• Task to carry out
Output every entry exactly as given.

Structured figure records:
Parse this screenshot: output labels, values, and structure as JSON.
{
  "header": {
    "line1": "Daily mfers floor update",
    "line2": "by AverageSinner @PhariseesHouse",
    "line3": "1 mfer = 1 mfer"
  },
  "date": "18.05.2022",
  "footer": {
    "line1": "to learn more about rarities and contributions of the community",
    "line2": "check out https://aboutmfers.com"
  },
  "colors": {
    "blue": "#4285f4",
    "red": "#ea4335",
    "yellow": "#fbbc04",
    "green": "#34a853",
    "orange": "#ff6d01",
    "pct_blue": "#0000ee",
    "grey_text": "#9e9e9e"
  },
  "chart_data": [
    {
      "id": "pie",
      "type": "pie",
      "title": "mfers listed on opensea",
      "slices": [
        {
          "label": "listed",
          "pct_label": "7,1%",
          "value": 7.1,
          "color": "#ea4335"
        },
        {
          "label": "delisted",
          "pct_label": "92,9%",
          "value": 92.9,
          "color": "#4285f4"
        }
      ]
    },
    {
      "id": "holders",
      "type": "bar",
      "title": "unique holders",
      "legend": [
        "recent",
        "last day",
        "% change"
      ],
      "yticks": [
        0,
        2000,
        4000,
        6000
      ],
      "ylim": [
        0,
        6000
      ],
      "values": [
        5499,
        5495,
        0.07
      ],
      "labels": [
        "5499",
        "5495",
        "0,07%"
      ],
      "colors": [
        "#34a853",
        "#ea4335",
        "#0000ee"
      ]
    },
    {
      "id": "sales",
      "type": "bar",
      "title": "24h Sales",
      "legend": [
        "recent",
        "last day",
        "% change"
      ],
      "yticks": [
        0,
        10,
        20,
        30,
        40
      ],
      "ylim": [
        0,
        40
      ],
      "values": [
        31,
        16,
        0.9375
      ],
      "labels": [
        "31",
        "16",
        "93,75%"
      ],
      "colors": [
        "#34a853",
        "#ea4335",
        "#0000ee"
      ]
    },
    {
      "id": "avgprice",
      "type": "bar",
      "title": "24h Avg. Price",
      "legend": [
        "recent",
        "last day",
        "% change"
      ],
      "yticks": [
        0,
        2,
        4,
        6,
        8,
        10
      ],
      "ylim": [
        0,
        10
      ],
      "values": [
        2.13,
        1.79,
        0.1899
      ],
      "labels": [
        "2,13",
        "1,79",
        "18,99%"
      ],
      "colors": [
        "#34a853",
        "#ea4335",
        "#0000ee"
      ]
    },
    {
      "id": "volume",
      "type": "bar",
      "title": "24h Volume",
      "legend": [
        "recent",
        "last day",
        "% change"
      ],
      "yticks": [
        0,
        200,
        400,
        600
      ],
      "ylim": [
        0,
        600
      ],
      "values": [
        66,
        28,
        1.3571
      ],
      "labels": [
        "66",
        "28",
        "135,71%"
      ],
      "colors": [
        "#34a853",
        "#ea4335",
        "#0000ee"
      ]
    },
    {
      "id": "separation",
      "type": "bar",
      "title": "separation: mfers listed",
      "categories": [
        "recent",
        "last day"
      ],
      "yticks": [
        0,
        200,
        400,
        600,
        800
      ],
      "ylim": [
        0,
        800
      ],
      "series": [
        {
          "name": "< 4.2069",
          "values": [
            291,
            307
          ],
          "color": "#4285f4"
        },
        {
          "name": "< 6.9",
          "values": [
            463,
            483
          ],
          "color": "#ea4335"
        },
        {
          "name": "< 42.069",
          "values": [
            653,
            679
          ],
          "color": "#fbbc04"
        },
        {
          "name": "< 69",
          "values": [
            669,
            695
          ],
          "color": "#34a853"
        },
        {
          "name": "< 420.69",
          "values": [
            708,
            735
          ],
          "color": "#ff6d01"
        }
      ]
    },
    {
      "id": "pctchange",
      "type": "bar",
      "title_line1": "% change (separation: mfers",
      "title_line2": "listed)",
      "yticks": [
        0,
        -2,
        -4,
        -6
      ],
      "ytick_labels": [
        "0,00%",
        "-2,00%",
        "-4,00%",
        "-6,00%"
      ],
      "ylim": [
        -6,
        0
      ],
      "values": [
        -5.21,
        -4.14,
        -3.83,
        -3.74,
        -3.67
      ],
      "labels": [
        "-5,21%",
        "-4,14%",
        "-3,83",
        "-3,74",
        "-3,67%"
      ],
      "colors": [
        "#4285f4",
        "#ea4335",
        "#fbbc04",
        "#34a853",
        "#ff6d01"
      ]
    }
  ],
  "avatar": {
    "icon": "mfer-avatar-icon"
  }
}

• Complete output
Parse this screenshot: output labels, values, and structure as JSON.
{
  "header": {
    "line1": "Daily mfers floor update",
    "line2": "by AverageSinner @PhariseesHouse",
    "line3": "1 mfer = 1 mfer"
  },
  "date": "18.05.2022",
  "footer": {
    "line1": "to learn more about rarities and contributions of the community",
    "line2": "check out https://aboutmfers.com"
  },
  "colors": {
    "blue": "#4285f4",
    "red": "#ea4335",
    "yellow": "#fbbc04",
    "green": "#34a853",
    "orange": "#ff6d01",
    "pct_blue": "#0000ee",
    "grey_text": "#9e9e9e"
  },
  "chart_data": [
    {
      "id": "pie",
      "type": "pie",
      "title": "mfers listed on opensea",
      "slices": [
        {
          "label": "listed",
          "pct_label": "7,1%",
          "value": 7.1,
          "color": "#ea4335"
        },
        {
          "label": "delisted",
          "pct_label": "92,9%",
          "value": 92.9,
          "color": "#4285f4"
        }
      ]
    },
    {
      "id": "holders",
      "type": "bar",
      "title": "unique holders",
      "legend": [
        "recent",
        "last day",
        "% change"
      ],
      "yticks": [
        0,
        2000,
        4000,
        6000
      ],
      "ylim": [
        0,
        6000
      ],
      "values": [
        5499,
        5495,
        0.07
      ],
      "labels": [
        "5499",
        "5495",
        "0,07%"
      ],
      "colors": [
        "#34a853",
        "#ea4335",
        "#0000ee"
      ]
    },
    {
      "id": "sales",
      "type": "bar",
      "title": "24h Sales",
      "legend": [
        "recent",
        "last day",
        "% change"
      ],
      "yticks": [
        0,
        10,
        20,
        30,
        40
      ],
      "ylim": [
        0,
        40
      ],
      "values": [
        31,
        16,
        0.9375
      ],
      "labels": [
        "31",
        "16",
        "93,75%"
      ],
      "colors": [
        "#34a853",
        "#ea4335",
        "#0000ee"
      ]
    },
    {
      "id": "avgprice",
      "type": "bar",
      "title": "24h Avg. Price",
      "legend": [
        "recent",
        "last day",
        "% change"
      ],
      "yticks": [
        0,
        2,
        4,
        6,
        8,
        10
      ],
      "ylim": [
        0,
        10
      ],
      "values": [
        2.13,
        1.79,
        0.1899
      ],
      "labels": [
        "2,13",
        "1,79",
        "18,99%"
      ],
      "colors": [
        "#34a853",
        "#ea4335",
        "#0000ee"
      ]
    },
    {
      "id": "volume",
      "type": "bar",
      "title": "24h Volume",
      "legend": [
        "recent",
        "last day",
        "% change"
      ],
      "yticks": [
        0,
        200,
        400,
        600
      ],
      "ylim": [
        0,
        600
      ],
      "values": [
        66,
        28,
        1.3571
      ],
      "labels": [
        "66",
        "28",
        "135,71%"
      ],
      "colors": [
        "#34a853",
        "#ea4335",
        "#0000ee"
      ]
    },
    {
      "id": "separation",
      "type": "bar",
      "title": "separation: mfers listed",
      "categories": [
        "recent",
        "last day"
      ],
      "yticks": [
        0,
        200,
        400,
        600,
        800
      ],
      "ylim": [
        0,
        800
      ],
      "series": [
        {
          "name": "< 4.2069",
          "values": [
            291,
            307
          ],
          "color": "#4285f4"
        },
        {
          "name": "< 6.9",
          "values": [
            463,
            483
          ],
          "color": "#ea4335"
        },
        {
          "name": "< 42.069",
          "values": [
            653,
            679
          ],
          "color": "#fbbc04"
        },
        {
          "name": "< 69",
          "values": [
            669,
            695
          ],
          "color": "#34a853"
        },
        {
          "name": "< 420.69",
          "values": [
            708,
            735
          ],
          "color": "#ff6d01"
        }
      ]
    },
    {
      "id": "pctchange",
      "type": "bar",
      "title_line1": "% change (separation: mfers",
      "title_line2": "listed)",
      "yticks": [
        0,
        -2,
        -4,
        -6
      ],
      "ytick_labels": [
        "0,00%",
        "-2,00%",
        "-4,00%",
        "-6,00%"
      ],
      "ylim": [
        -6,
        0
      ],
      "values": [
        -5.21,
        -4.14,
        -3.83,
        -3.74,
        -3.67
      ],
      "labels": [
        "-5,21%",
        "-4,14%",
        "-3,83",
        "-3,74",
        "-3,67%"
      ],
      "colors": [
        "#4285f4",
        "#ea4335",
        "#fbbc04",
        "#34a853",
        "#ff6d01"
      ]
    }
  ],
  "avatar": {
    "icon": "mfer-avatar-icon"
  }
}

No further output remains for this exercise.